══ Task material ══

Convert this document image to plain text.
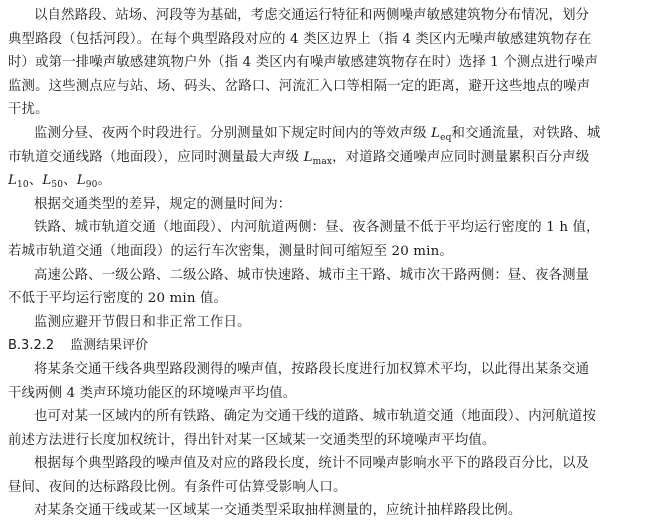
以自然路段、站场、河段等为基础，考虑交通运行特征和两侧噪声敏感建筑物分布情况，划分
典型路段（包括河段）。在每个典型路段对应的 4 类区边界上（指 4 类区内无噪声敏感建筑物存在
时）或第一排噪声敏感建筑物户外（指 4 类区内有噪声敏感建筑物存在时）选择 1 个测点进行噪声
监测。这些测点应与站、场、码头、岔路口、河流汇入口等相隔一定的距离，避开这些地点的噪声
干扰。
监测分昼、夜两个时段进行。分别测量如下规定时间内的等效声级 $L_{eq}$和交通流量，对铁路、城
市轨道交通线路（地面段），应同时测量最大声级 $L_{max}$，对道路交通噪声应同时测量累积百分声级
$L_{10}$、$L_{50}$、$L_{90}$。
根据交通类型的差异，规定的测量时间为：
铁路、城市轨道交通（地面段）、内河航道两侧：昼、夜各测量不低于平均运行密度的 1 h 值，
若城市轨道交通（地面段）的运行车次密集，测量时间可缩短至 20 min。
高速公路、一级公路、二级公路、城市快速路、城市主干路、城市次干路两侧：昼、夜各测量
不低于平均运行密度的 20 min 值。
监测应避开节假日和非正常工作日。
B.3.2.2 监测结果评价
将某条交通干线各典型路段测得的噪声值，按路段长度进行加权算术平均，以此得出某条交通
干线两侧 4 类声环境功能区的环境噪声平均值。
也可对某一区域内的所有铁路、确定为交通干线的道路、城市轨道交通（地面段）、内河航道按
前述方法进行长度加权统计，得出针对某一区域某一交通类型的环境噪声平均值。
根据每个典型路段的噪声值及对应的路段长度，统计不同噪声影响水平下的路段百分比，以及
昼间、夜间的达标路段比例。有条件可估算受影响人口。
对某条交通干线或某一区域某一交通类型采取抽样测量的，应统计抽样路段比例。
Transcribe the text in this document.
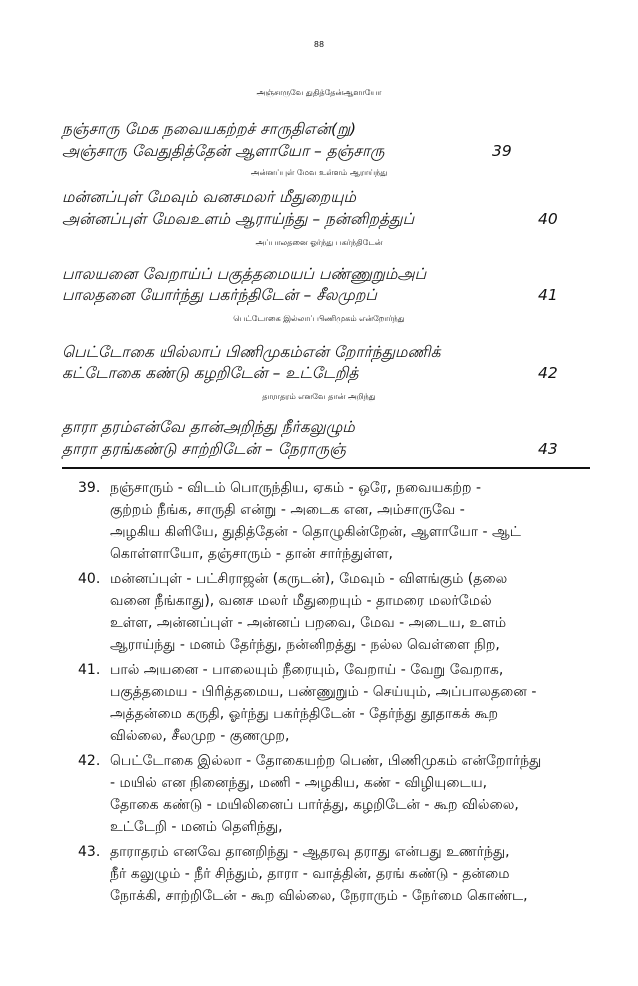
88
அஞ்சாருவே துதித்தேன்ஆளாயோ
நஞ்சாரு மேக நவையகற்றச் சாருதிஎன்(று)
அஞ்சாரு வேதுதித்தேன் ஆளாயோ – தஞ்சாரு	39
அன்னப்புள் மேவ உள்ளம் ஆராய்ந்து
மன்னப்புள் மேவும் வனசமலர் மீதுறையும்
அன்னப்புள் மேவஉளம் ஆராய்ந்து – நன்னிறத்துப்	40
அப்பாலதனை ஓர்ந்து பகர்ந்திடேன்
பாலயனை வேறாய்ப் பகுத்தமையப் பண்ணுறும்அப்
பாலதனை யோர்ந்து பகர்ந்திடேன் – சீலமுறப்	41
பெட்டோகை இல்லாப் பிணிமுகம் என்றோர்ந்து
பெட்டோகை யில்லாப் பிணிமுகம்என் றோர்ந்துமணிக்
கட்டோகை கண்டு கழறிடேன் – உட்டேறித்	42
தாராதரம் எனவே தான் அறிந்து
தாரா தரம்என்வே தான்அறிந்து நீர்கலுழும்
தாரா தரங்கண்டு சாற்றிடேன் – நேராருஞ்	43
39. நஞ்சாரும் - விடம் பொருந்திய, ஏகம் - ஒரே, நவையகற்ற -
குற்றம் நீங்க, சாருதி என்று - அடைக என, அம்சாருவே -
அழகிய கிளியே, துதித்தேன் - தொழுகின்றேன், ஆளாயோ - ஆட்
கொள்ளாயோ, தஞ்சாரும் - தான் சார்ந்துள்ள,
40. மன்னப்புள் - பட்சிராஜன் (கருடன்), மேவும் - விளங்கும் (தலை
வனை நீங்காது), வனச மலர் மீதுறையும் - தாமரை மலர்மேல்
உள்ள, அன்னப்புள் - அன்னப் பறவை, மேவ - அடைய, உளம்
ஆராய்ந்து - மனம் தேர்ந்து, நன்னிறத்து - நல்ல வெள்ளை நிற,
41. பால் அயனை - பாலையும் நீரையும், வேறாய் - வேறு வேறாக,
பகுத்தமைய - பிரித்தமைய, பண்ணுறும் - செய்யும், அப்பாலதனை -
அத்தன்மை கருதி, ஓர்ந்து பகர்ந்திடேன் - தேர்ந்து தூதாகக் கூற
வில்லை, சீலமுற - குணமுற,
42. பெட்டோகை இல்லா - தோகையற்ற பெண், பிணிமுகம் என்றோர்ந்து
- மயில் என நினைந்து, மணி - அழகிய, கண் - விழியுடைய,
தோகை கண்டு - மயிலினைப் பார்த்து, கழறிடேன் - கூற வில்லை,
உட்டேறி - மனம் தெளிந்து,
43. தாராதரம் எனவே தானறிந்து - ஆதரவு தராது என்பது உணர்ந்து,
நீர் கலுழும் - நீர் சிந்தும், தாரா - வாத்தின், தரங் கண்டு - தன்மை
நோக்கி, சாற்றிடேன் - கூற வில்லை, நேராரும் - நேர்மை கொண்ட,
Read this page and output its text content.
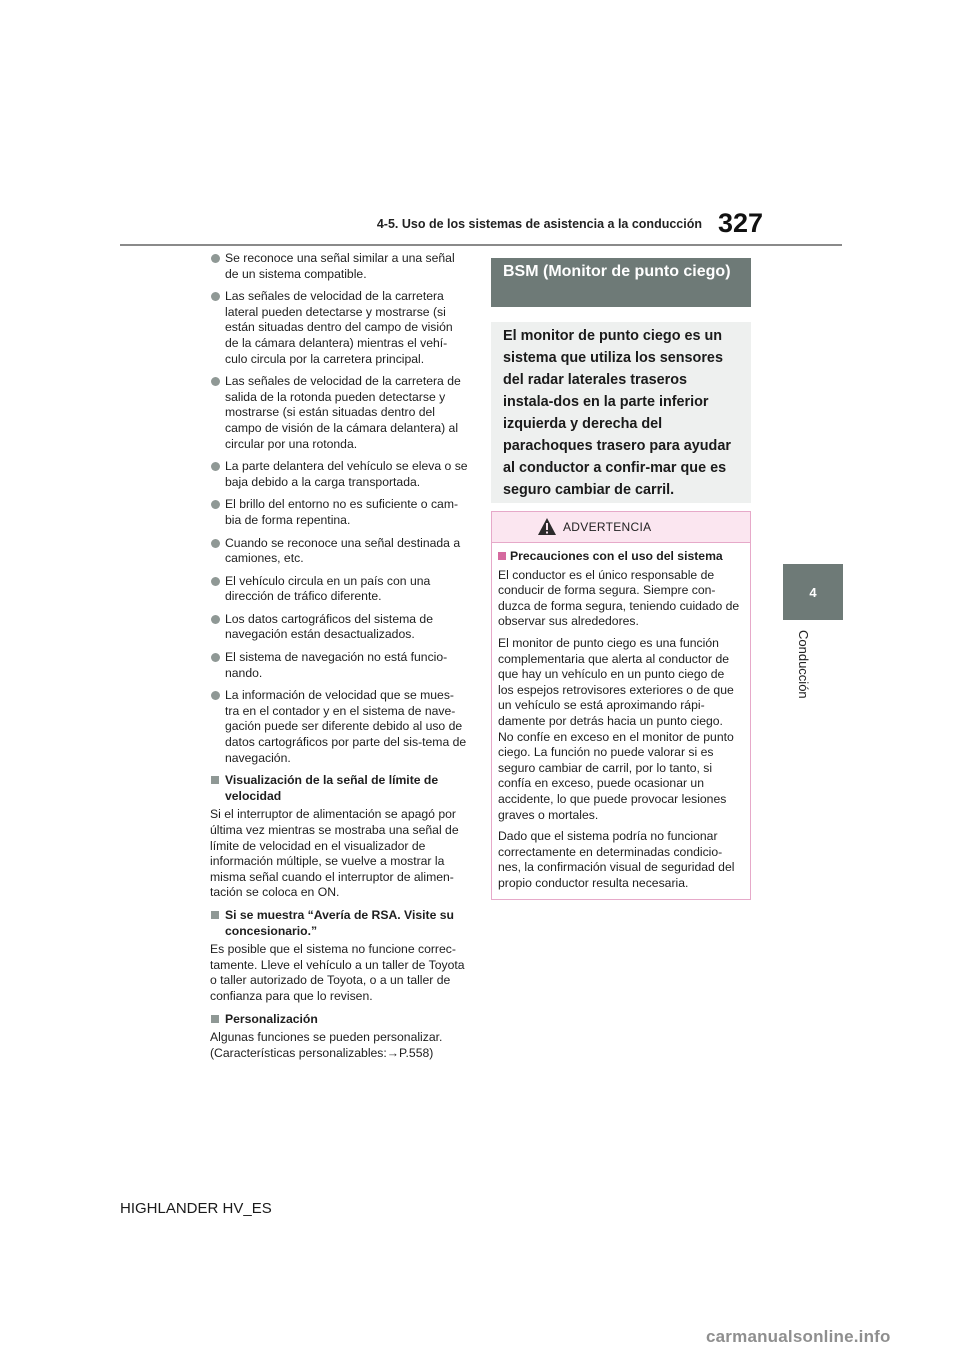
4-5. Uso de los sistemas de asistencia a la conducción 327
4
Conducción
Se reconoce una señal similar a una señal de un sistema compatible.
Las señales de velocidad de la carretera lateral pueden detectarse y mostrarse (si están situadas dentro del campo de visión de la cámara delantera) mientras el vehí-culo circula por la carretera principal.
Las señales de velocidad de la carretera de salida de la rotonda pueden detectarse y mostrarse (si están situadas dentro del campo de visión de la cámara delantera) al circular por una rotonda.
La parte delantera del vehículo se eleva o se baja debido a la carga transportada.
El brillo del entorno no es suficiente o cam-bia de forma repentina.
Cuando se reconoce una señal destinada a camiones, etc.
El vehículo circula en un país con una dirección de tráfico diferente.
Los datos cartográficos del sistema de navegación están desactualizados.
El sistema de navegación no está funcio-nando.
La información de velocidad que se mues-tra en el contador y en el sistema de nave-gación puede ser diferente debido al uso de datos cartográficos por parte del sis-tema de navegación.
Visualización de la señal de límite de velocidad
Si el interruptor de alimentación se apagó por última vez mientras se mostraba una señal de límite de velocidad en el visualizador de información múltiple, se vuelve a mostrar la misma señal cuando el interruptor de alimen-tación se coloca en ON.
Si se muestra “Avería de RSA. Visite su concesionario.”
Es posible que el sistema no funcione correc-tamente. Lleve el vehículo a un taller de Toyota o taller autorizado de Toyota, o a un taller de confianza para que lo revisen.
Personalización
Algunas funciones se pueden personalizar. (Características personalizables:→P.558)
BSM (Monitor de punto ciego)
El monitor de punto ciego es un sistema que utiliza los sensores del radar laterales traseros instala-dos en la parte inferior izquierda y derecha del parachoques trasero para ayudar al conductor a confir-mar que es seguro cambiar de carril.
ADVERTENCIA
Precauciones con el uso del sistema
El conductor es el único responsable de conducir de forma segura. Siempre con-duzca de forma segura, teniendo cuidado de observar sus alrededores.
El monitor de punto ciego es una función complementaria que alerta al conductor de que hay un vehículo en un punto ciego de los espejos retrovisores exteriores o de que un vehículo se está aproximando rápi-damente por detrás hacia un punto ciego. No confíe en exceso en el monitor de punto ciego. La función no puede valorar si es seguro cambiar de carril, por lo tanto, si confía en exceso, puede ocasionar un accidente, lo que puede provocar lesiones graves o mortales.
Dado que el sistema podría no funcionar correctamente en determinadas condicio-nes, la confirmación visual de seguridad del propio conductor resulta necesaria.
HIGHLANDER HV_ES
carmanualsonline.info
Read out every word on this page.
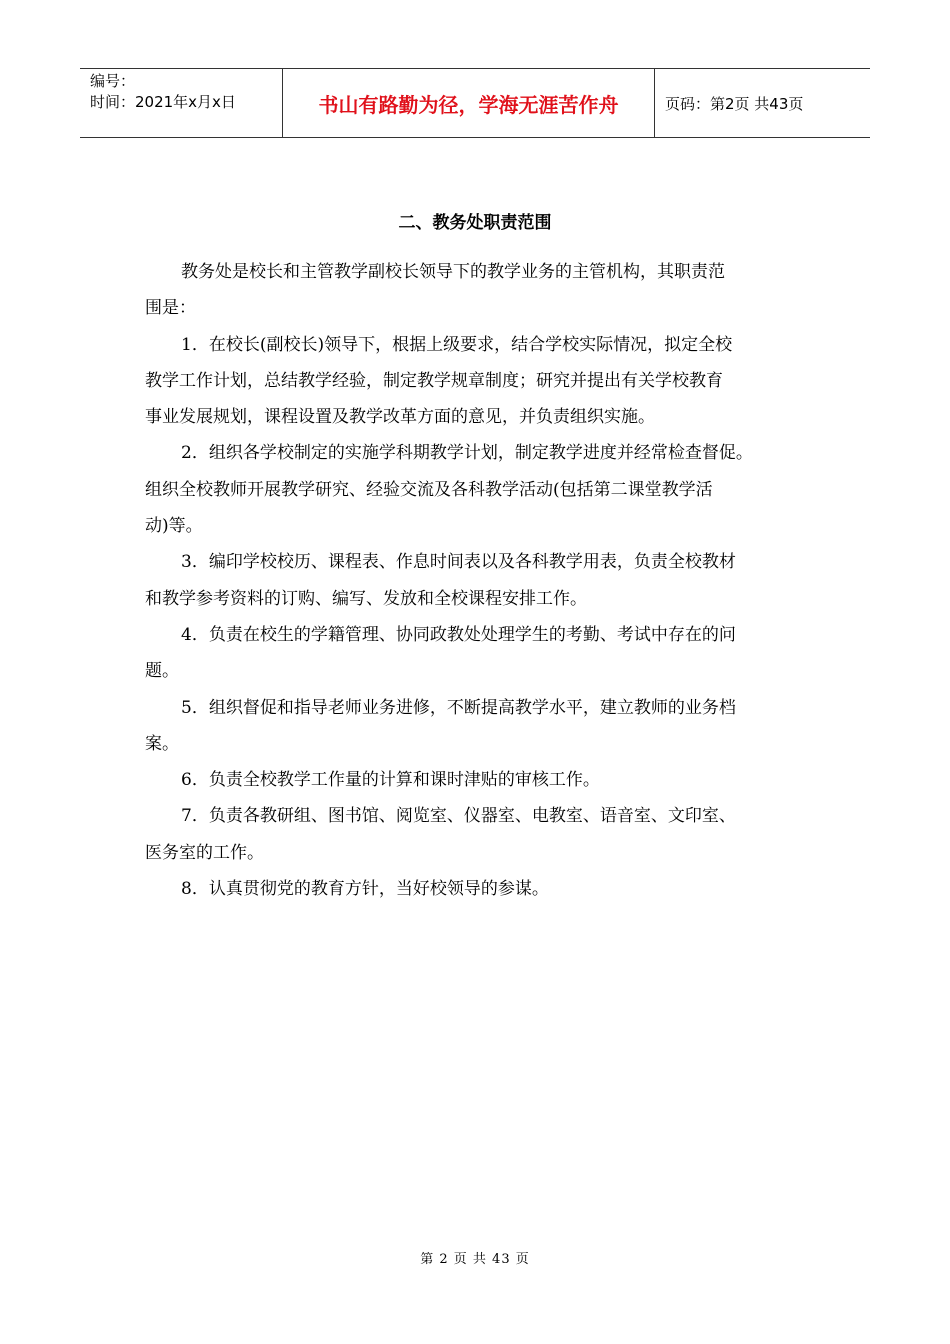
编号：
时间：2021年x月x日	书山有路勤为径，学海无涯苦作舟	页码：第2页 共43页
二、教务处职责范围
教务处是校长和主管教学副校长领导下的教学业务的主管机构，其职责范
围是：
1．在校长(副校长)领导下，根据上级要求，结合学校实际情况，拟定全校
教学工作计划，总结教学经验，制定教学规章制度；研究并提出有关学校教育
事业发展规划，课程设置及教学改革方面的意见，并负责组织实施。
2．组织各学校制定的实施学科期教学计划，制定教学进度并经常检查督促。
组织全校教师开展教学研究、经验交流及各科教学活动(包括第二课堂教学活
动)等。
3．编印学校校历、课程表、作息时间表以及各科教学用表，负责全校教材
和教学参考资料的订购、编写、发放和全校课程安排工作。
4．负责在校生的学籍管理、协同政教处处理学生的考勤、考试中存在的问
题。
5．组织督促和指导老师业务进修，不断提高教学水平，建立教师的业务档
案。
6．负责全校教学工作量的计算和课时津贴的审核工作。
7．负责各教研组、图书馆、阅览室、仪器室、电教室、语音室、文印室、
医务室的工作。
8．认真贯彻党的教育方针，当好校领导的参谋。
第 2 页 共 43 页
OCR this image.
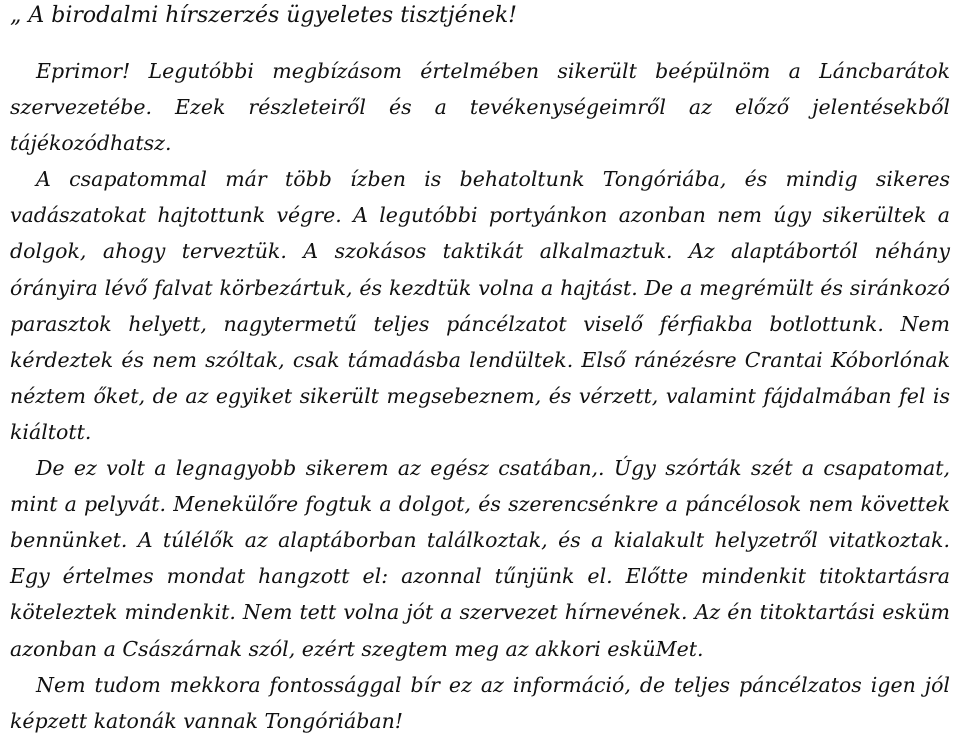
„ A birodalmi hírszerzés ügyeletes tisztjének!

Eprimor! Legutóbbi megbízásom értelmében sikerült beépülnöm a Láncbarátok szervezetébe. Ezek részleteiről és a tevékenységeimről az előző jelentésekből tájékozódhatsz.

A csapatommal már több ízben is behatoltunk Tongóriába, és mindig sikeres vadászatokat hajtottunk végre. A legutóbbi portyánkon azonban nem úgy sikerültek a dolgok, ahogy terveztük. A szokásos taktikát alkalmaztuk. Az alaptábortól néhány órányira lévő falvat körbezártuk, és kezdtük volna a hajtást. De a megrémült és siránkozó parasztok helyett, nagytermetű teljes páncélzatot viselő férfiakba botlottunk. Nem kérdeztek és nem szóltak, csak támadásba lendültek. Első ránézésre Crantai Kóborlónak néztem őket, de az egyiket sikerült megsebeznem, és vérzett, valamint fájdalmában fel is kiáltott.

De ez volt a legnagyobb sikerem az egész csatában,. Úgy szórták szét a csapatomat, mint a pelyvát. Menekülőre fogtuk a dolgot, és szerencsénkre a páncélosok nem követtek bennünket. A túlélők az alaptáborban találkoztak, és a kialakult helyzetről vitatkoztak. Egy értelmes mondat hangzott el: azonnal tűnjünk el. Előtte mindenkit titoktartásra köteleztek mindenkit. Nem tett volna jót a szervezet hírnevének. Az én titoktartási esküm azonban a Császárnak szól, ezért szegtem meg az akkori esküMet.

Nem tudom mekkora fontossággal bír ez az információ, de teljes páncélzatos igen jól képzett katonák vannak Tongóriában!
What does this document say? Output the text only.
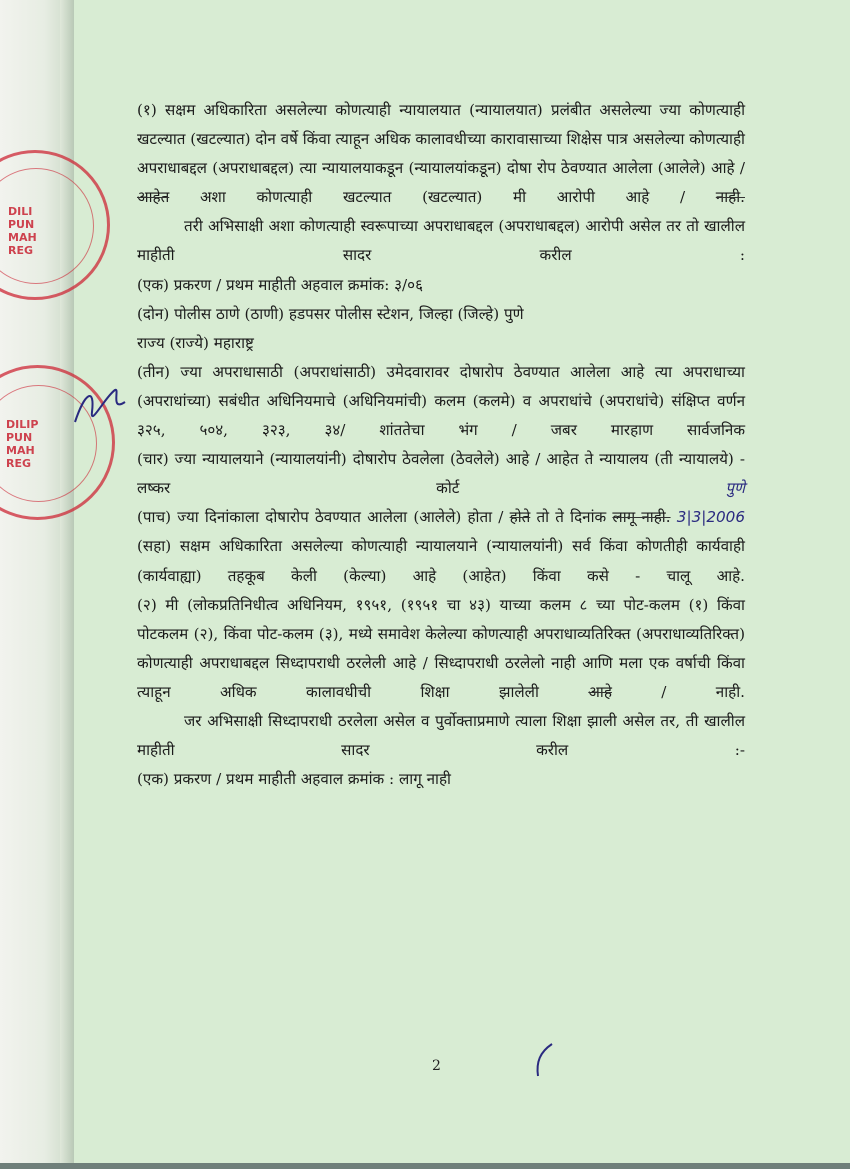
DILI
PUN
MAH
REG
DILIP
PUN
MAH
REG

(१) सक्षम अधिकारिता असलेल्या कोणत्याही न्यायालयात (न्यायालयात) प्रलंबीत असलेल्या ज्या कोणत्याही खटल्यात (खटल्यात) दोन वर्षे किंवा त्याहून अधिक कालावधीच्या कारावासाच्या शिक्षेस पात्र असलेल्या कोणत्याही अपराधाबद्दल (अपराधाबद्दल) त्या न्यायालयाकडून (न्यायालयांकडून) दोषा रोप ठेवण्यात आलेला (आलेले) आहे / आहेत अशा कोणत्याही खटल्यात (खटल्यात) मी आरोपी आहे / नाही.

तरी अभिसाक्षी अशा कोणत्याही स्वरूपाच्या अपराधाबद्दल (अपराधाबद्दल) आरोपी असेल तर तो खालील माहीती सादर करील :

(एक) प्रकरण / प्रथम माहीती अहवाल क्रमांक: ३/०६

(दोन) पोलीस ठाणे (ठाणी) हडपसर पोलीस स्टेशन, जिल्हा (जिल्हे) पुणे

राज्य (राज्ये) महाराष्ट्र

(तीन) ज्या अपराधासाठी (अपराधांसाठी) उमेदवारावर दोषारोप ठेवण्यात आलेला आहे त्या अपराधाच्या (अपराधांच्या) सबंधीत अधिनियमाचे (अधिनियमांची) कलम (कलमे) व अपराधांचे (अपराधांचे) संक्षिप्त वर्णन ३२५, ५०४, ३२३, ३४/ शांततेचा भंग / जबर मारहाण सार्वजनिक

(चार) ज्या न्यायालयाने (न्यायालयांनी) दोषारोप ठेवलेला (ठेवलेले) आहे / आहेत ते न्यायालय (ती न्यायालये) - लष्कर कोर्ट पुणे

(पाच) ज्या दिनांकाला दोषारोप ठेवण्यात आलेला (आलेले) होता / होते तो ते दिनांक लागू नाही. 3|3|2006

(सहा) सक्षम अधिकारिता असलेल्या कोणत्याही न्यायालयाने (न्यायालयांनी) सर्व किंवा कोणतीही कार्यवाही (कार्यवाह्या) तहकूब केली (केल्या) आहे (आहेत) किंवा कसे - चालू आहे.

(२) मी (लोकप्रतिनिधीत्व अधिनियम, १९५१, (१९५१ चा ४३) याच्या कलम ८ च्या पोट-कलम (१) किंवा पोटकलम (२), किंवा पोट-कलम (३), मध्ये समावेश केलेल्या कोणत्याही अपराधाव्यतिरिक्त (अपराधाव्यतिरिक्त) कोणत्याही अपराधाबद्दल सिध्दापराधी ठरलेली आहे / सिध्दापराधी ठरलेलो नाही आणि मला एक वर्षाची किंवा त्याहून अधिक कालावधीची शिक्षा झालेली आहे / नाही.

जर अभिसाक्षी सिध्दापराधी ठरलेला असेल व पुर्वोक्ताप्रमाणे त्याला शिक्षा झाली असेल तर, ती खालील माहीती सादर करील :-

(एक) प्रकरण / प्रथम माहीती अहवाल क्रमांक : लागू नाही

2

═══

The lines to collect are those holding the string "parte"; copy them all.

La parte delantera del vehículo se eleva o se baja debido a la carga transportada.
La información de velocidad que se mues-tra en el contador y en el sistema de nave-gación puede ser diferente debido al uso de datos cartográficos por parte del sis-tema de navegación.
El monitor de punto ciego es un sistema que utiliza los sensores del radar laterales traseros instala-dos en la parte inferior izquierda y derecha del parachoques trasero para ayudar al conductor a confir-mar que es seguro cambiar de carril.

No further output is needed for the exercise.